• [YOUR TASK]:
Extract every line that contains the word "University".

• [MATERIAL FOR THE TASK]:
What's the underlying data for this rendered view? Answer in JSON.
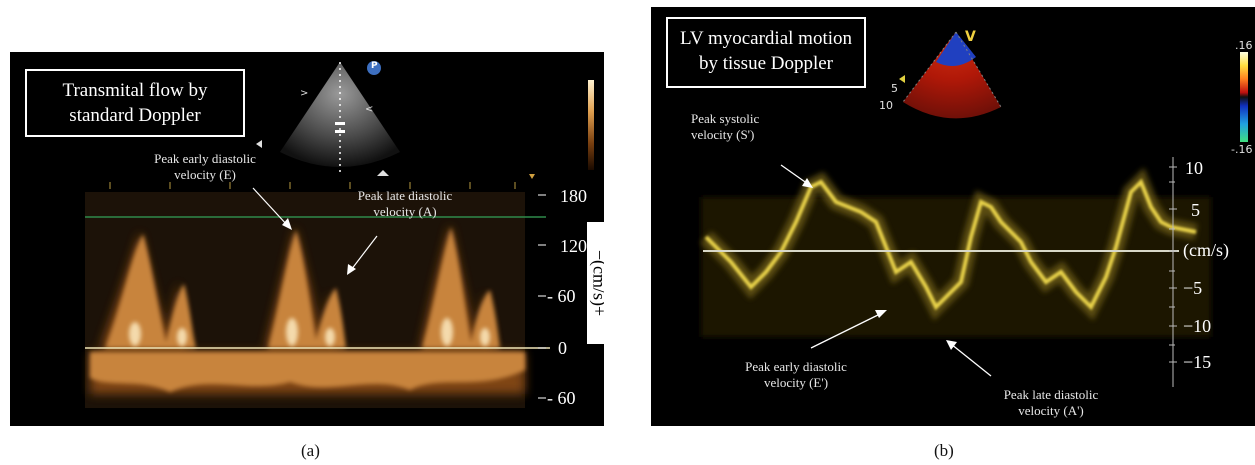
{
  "panel_a": {
    "title": "Transmital flow by\nstandard Doppler",
    "annotations": {
      "peak_early": "Peak early diastolic\nvelocity (E)",
      "peak_late": "Peak late diastolic\nvelocity (A)"
    },
    "axis_ticks": [
      "180",
      "120",
      "60",
      "0",
      "60"
    ],
    "axis_tick_prefixes": [
      "",
      "",
      "- ",
      "",
      "- "
    ],
    "unit_label": "−(cm/s)+",
    "probe_marker": "P",
    "caption": "(a)",
    "colors": {
      "doppler": "#c8843c",
      "baseline": "#f0e6b8",
      "guide": "#2f8a4a"
    }
  },
  "panel_b": {
    "title": "LV myocardial motion\nby tissue Doppler",
    "annotations": {
      "peak_systolic": "Peak systolic\nvelocity (S')",
      "peak_early": "Peak early diastolic\nvelocity (E')",
      "peak_late": "Peak late diastolic\nvelocity (A')"
    },
    "axis_ticks": [
      "10",
      "5",
      "(cm/s)",
      "−5",
      "−10",
      "−15"
    ],
    "colorbar_labels": [
      ".16",
      "-.16"
    ],
    "sector_marker": "V",
    "depth_labels": [
      "5",
      "10"
    ],
    "caption": "(b)",
    "colors": {
      "trace": "#e8d24a",
      "baseline": "#d8d8c8"
    }
  }
}
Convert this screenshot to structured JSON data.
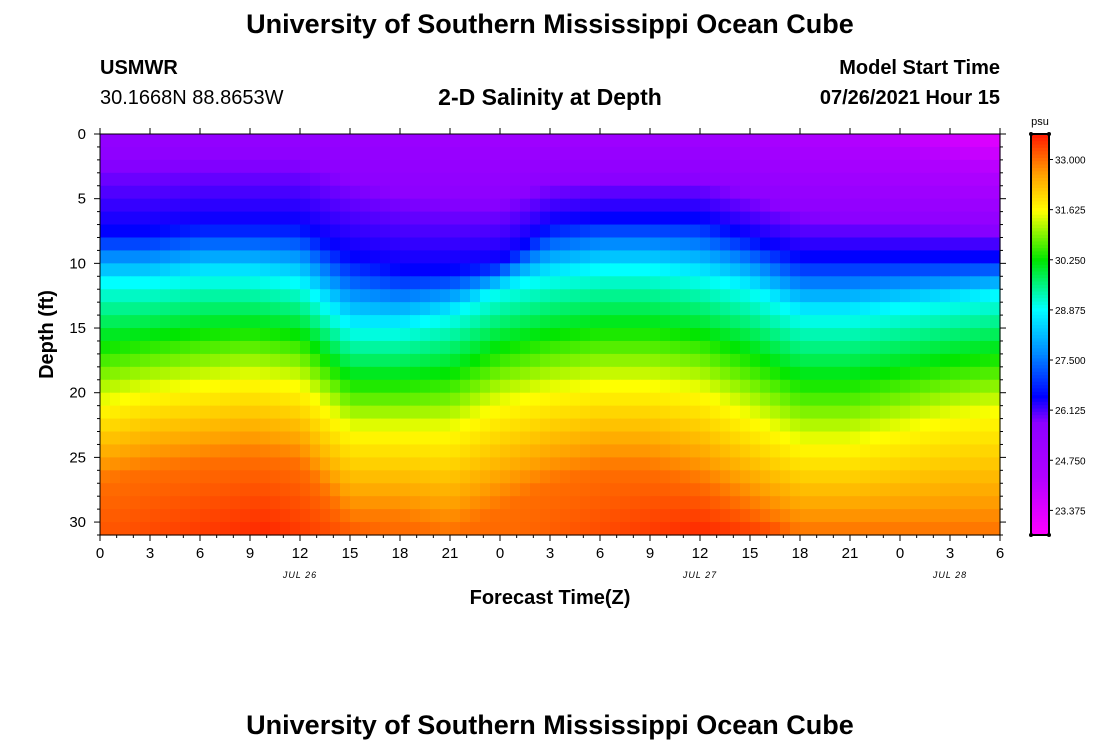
{
  "header": {
    "title": "University of Southern Mississippi Ocean Cube",
    "station": "USMWR",
    "coordinates": "30.1668N  88.8653W",
    "subtitle": "2-D Salinity at Depth",
    "model_label": "Model Start Time",
    "model_time": "07/26/2021 Hour 15"
  },
  "footer": {
    "title": "University of Southern Mississippi Ocean Cube"
  },
  "chart_data": {
    "type": "heatmap",
    "title": "2-D Salinity at Depth",
    "xlabel": "Forecast Time(Z)",
    "ylabel": "Depth (ft)",
    "x_range_hours": [
      0,
      54
    ],
    "ylim": [
      0,
      31
    ],
    "y_inverted": true,
    "x_ticks": [
      {
        "hour": 0,
        "label": "0"
      },
      {
        "hour": 3,
        "label": "3"
      },
      {
        "hour": 6,
        "label": "6"
      },
      {
        "hour": 9,
        "label": "9"
      },
      {
        "hour": 12,
        "label": "12"
      },
      {
        "hour": 15,
        "label": "15"
      },
      {
        "hour": 18,
        "label": "18"
      },
      {
        "hour": 21,
        "label": "21"
      },
      {
        "hour": 24,
        "label": "0"
      },
      {
        "hour": 27,
        "label": "3"
      },
      {
        "hour": 30,
        "label": "6"
      },
      {
        "hour": 33,
        "label": "9"
      },
      {
        "hour": 36,
        "label": "12"
      },
      {
        "hour": 39,
        "label": "15"
      },
      {
        "hour": 42,
        "label": "18"
      },
      {
        "hour": 45,
        "label": "21"
      },
      {
        "hour": 48,
        "label": "0"
      },
      {
        "hour": 51,
        "label": "3"
      },
      {
        "hour": 54,
        "label": "6"
      }
    ],
    "y_ticks": [
      0,
      5,
      10,
      15,
      20,
      25,
      30
    ],
    "date_labels": [
      {
        "hour": 12,
        "label": "JUL 26"
      },
      {
        "hour": 36,
        "label": "JUL 27"
      },
      {
        "hour": 51,
        "label": "JUL 28"
      }
    ],
    "colorbar": {
      "unit": "psu",
      "min": 22.7,
      "max": 33.7,
      "tick_values": [
        33.0,
        31.625,
        30.25,
        28.875,
        27.5,
        26.125,
        24.75,
        23.375
      ],
      "tick_labels": [
        "33.000",
        "31.625",
        "30.250",
        "28.875",
        "27.500",
        "26.125",
        "24.750",
        "23.375"
      ]
    },
    "isohaline_depths_ft": {
      "hours": [
        0,
        3,
        6,
        9,
        12,
        15,
        18,
        21,
        24,
        27,
        30,
        33,
        36,
        39,
        42,
        45,
        48,
        51,
        54
      ],
      "salinity_26_5": [
        7.5,
        7.5,
        7.0,
        7.0,
        7.0,
        9.5,
        10.5,
        10.5,
        10.0,
        7.0,
        6.5,
        6.5,
        6.5,
        8.0,
        9.5,
        9.5,
        9.5,
        9.5,
        9.5
      ],
      "salinity_28_9": [
        11.5,
        11.5,
        11.0,
        11.0,
        11.5,
        15.0,
        15.0,
        14.0,
        12.0,
        11.0,
        10.5,
        10.5,
        11.0,
        12.0,
        14.0,
        14.0,
        13.5,
        13.0,
        12.5
      ],
      "salinity_31_6": [
        21.0,
        20.0,
        19.5,
        19.0,
        19.5,
        23.0,
        23.0,
        23.0,
        21.0,
        20.0,
        19.5,
        19.5,
        20.0,
        22.0,
        24.0,
        24.0,
        23.0,
        22.0,
        21.5
      ],
      "salinity_33_0": [
        27.0,
        26.0,
        25.5,
        25.0,
        25.5,
        30.0,
        30.0,
        31.0,
        29.0,
        27.0,
        26.0,
        26.0,
        27.0,
        29.0,
        31.0,
        31.0,
        31.0,
        31.0,
        31.0
      ]
    },
    "surface_salinity": {
      "hours": [
        0,
        12,
        24,
        36,
        48,
        54
      ],
      "values": [
        25.5,
        25.5,
        25.0,
        25.0,
        24.0,
        23.2
      ]
    },
    "bottom_salinity": {
      "hours": [
        0,
        10,
        18,
        24,
        36,
        48,
        54
      ],
      "values": [
        33.2,
        33.6,
        33.0,
        33.0,
        33.6,
        33.0,
        33.1
      ]
    }
  }
}
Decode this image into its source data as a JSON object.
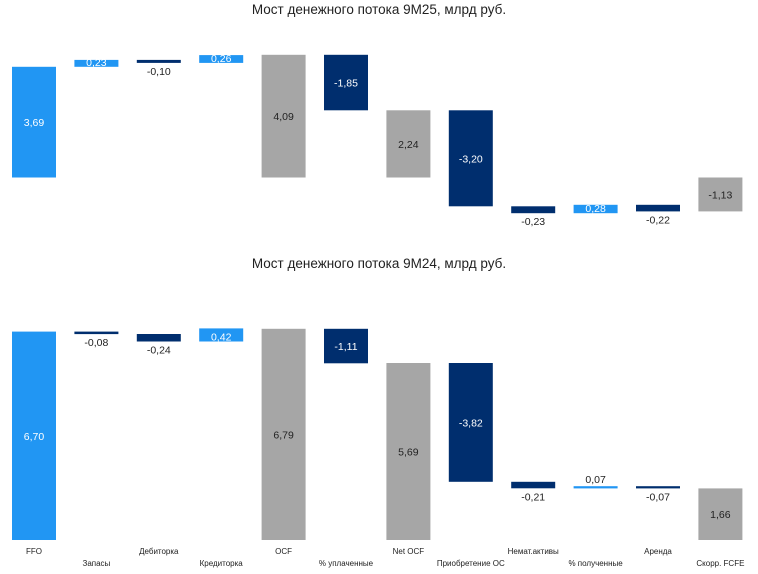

• [SOLUTION TO THE EXERCISE]:
    "title": "University of Southern Mississippi Ocean Cube",
    "title": "University of Southern Mississippi Ocean Cube"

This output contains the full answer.